• What to work on:
Find all lines in the records that include the word "energy", and copy them out.

Source data:
+ + + +
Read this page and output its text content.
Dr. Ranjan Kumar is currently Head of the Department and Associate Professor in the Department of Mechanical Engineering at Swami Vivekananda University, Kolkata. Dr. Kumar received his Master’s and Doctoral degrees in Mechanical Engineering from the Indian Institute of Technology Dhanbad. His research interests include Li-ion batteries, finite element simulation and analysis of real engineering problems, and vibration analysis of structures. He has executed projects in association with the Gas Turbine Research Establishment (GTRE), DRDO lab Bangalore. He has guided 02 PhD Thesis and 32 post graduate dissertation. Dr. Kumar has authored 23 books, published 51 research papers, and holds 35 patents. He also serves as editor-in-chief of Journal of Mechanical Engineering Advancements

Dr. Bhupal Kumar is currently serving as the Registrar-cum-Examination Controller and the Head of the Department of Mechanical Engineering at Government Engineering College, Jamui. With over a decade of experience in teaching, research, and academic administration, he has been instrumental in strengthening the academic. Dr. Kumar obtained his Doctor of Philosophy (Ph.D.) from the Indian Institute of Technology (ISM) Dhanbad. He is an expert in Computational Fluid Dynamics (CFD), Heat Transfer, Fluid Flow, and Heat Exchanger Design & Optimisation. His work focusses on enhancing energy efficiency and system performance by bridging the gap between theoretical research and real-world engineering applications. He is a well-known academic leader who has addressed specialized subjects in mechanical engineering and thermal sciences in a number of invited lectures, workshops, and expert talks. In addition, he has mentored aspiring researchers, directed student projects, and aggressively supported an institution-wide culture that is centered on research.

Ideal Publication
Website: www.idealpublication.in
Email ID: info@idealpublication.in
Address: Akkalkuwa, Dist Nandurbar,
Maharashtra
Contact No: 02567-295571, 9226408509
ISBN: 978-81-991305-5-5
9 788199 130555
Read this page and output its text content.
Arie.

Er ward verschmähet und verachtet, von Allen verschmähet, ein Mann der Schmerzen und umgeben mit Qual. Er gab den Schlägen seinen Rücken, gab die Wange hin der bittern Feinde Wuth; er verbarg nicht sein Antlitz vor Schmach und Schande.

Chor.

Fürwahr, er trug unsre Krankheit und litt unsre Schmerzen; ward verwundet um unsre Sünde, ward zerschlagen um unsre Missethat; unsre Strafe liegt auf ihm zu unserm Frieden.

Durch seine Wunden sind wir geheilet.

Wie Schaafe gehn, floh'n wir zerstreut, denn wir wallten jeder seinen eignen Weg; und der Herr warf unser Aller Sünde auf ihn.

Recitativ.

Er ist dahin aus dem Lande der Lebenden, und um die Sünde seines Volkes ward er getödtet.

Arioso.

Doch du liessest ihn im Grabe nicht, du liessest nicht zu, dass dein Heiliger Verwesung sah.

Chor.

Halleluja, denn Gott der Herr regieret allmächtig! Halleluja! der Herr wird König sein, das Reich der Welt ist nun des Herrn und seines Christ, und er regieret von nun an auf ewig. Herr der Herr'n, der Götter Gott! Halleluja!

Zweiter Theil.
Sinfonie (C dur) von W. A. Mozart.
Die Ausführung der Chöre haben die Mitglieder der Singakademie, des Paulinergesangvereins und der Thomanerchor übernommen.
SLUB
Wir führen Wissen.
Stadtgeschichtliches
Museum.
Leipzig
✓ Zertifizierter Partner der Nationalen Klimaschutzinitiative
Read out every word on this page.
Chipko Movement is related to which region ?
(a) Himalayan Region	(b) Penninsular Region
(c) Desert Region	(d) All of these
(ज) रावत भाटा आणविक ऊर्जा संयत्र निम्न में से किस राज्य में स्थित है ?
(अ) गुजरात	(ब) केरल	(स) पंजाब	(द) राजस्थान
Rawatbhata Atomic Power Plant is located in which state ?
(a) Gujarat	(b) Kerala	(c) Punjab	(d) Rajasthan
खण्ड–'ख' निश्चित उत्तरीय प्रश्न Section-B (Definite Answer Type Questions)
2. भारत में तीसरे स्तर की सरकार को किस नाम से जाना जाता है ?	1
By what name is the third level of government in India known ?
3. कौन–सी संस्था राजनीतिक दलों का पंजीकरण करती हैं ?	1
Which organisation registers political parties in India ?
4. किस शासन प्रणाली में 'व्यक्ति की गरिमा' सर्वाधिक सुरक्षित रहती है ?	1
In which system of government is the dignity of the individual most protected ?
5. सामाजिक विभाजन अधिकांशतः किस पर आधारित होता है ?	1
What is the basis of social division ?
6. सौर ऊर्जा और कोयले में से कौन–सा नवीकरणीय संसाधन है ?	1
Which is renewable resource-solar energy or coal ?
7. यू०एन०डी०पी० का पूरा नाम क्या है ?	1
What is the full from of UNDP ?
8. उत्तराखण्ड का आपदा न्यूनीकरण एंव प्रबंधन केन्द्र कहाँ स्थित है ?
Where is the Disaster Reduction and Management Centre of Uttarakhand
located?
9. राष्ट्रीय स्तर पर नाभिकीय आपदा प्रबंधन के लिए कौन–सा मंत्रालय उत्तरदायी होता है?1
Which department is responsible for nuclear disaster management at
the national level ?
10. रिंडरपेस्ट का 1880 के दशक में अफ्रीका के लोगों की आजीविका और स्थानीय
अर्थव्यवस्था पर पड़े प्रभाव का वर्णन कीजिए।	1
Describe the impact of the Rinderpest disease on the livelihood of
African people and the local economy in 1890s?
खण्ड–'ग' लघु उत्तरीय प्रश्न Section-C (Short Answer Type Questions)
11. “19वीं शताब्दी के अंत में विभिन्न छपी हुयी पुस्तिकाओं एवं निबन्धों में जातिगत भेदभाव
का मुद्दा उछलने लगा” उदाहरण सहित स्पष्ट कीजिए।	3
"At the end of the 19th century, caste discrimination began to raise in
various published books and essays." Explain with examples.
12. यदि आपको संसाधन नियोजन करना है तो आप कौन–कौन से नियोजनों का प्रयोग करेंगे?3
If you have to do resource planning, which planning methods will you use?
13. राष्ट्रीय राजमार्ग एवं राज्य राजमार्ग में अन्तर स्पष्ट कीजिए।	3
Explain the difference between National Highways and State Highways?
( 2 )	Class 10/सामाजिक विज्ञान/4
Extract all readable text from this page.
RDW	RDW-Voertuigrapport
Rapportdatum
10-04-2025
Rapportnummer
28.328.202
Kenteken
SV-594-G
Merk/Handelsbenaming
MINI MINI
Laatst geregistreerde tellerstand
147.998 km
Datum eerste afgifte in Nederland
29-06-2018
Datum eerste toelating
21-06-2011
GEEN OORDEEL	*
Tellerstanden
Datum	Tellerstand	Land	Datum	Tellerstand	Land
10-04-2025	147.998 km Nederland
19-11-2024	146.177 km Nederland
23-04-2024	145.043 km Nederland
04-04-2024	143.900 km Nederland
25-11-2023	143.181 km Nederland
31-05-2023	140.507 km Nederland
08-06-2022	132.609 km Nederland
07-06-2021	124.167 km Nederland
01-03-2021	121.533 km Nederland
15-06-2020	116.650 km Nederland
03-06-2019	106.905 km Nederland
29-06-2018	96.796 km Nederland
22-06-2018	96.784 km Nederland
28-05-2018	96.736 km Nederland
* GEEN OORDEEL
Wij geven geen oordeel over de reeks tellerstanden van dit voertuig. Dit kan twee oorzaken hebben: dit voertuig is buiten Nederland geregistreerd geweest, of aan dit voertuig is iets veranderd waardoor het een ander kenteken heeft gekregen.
+ + + +
• Completed exercise:
Dr. Bhupal Kumar is currently serving as the Registrar-cum-Examination Controller and the Head of the Department of Mechanical Engineering at Government Engineering College, Jamui. With over a decade of experience in teaching, research, and academic administration, he has been instrumental in strengthening the academic. Dr. Kumar obtained his Doctor of Philosophy (Ph.D.) from the Indian Institute of Technology (ISM) Dhanbad. He is an expert in Computational Fluid Dynamics (CFD), Heat Transfer, Fluid Flow, and Heat Exchanger Design & Optimisation. His work focusses on enhancing energy efficiency and system performance by bridging the gap between theoretical research and real-world engineering applications. He is a well-known academic leader who has addressed specialized subjects in mechanical engineering and thermal sciences in a number of invited lectures, workshops, and expert talks. In addition, he has mentored aspiring researchers, directed student projects, and aggressively supported an institution-wide culture that is centered on research.
Which is renewable resource-solar energy or coal ?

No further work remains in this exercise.